- [Data for the task]:
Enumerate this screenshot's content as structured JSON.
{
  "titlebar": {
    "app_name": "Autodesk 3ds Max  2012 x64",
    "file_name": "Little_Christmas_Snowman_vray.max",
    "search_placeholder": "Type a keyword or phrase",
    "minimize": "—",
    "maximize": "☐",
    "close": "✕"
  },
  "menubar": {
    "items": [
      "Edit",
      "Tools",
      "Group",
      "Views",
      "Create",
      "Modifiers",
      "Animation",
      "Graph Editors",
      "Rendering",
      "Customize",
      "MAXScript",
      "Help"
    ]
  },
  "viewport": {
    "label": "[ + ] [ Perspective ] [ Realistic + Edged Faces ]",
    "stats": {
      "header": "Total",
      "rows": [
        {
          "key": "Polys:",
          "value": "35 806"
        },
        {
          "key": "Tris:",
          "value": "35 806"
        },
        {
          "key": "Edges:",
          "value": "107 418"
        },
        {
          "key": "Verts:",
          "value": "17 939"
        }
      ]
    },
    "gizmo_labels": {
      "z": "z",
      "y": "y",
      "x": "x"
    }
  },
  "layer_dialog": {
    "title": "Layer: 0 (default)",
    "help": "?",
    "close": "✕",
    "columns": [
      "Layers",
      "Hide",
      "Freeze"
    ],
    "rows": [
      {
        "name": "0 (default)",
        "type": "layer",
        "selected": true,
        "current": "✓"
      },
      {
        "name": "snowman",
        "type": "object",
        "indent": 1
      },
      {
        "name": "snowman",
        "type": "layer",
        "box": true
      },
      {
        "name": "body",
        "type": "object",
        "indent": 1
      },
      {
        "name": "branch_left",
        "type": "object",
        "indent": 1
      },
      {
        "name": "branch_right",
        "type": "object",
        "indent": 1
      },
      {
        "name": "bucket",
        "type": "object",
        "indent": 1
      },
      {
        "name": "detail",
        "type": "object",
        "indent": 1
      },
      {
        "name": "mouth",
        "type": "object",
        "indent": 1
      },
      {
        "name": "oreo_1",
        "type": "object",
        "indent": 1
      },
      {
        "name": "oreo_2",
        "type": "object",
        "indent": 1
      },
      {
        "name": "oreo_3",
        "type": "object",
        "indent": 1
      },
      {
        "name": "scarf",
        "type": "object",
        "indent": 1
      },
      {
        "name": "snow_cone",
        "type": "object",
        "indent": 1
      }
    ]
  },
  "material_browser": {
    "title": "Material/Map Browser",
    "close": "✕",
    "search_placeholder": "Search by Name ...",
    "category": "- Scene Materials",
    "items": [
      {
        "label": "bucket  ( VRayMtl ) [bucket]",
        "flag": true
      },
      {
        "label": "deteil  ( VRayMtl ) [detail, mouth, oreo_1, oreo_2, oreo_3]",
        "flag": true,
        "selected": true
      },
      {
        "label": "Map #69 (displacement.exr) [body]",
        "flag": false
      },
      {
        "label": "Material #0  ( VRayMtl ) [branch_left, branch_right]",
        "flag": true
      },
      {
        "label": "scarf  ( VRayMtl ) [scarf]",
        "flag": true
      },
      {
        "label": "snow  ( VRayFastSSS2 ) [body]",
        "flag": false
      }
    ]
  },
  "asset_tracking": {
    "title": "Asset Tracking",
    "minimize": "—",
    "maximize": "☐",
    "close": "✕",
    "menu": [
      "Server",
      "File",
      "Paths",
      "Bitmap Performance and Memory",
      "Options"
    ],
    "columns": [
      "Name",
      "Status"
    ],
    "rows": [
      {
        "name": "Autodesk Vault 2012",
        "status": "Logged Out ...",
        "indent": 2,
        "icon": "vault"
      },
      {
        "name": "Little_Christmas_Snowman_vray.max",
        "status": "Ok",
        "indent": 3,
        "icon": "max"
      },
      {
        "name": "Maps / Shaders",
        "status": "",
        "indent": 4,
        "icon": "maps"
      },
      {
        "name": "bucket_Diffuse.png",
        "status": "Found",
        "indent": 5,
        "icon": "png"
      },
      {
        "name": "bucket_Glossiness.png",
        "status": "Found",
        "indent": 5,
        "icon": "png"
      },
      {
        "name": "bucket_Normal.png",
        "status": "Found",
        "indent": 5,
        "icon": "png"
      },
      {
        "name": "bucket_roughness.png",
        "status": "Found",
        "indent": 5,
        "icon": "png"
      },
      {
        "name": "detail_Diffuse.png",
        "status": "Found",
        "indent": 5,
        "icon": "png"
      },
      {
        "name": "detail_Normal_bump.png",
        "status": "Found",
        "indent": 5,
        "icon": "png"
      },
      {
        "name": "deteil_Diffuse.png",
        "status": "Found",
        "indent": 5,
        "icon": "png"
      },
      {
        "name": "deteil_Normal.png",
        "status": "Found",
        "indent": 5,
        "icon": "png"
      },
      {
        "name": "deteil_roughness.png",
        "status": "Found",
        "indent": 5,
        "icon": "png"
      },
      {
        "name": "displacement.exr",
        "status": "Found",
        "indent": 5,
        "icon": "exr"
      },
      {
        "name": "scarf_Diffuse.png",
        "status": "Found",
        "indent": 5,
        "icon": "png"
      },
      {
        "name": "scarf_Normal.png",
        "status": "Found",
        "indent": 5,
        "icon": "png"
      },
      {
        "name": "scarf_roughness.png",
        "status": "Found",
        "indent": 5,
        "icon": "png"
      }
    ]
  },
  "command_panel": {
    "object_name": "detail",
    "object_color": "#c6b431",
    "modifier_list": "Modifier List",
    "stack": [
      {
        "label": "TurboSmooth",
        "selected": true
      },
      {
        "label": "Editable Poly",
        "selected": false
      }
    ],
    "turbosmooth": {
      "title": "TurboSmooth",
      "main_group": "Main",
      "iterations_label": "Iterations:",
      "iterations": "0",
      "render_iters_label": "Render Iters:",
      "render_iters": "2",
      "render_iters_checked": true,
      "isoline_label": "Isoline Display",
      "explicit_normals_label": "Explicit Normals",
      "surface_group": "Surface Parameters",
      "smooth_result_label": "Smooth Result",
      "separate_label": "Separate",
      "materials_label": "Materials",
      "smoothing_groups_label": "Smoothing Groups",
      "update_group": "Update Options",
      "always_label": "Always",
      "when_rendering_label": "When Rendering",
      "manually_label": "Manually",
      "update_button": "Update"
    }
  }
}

- [Problem]: Of all the lines above, how many contain "Autodesk"? Give the number and nothing more.

- [Task response]: 2